- Problem -
Your task is to repeat all of the material exactly.

- Stored data -
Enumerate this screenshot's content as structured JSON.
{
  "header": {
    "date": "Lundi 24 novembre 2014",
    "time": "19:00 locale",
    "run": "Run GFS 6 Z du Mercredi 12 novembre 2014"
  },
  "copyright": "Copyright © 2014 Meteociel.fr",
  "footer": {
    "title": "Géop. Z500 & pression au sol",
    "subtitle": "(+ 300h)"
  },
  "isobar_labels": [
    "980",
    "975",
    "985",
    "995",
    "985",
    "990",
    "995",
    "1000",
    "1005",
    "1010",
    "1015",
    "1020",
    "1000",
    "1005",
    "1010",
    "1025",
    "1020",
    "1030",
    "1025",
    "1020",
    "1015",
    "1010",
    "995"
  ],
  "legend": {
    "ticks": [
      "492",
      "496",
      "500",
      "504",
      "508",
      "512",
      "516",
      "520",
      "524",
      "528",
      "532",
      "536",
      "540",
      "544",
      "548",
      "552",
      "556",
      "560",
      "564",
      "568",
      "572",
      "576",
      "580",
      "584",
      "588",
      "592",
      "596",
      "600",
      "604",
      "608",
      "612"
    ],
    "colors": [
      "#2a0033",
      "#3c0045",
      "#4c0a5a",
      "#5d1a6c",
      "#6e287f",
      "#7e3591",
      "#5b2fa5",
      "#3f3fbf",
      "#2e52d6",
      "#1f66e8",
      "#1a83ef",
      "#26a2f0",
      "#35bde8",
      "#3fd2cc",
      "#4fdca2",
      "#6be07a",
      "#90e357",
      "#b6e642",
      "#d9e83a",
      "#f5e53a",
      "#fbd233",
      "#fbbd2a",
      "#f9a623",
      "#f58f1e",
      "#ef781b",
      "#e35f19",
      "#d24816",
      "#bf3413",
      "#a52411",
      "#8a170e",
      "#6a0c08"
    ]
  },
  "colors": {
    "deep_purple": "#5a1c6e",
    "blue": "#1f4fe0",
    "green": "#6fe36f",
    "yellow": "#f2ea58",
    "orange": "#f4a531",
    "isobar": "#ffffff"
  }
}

- Output for this exercise -
Enumerate this screenshot's content as structured JSON.
{
  "header": {
    "date": "Lundi 24 novembre 2014",
    "time": "19:00 locale",
    "run": "Run GFS 6 Z du Mercredi 12 novembre 2014"
  },
  "copyright": "Copyright © 2014 Meteociel.fr",
  "footer": {
    "title": "Géop. Z500 & pression au sol",
    "subtitle": "(+ 300h)"
  },
  "isobar_labels": [
    "980",
    "975",
    "985",
    "995",
    "985",
    "990",
    "995",
    "1000",
    "1005",
    "1010",
    "1015",
    "1020",
    "1000",
    "1005",
    "1010",
    "1025",
    "1020",
    "1030",
    "1025",
    "1020",
    "1015",
    "1010",
    "995"
  ],
  "legend": {
    "ticks": [
      "492",
      "496",
      "500",
      "504",
      "508",
      "512",
      "516",
      "520",
      "524",
      "528",
      "532",
      "536",
      "540",
      "544",
      "548",
      "552",
      "556",
      "560",
      "564",
      "568",
      "572",
      "576",
      "580",
      "584",
      "588",
      "592",
      "596",
      "600",
      "604",
      "608",
      "612"
    ],
    "colors": [
      "#2a0033",
      "#3c0045",
      "#4c0a5a",
      "#5d1a6c",
      "#6e287f",
      "#7e3591",
      "#5b2fa5",
      "#3f3fbf",
      "#2e52d6",
      "#1f66e8",
      "#1a83ef",
      "#26a2f0",
      "#35bde8",
      "#3fd2cc",
      "#4fdca2",
      "#6be07a",
      "#90e357",
      "#b6e642",
      "#d9e83a",
      "#f5e53a",
      "#fbd233",
      "#fbbd2a",
      "#f9a623",
      "#f58f1e",
      "#ef781b",
      "#e35f19",
      "#d24816",
      "#bf3413",
      "#a52411",
      "#8a170e",
      "#6a0c08"
    ]
  },
  "colors": {
    "deep_purple": "#5a1c6e",
    "blue": "#1f4fe0",
    "green": "#6fe36f",
    "yellow": "#f2ea58",
    "orange": "#f4a531",
    "isobar": "#ffffff"
  }
}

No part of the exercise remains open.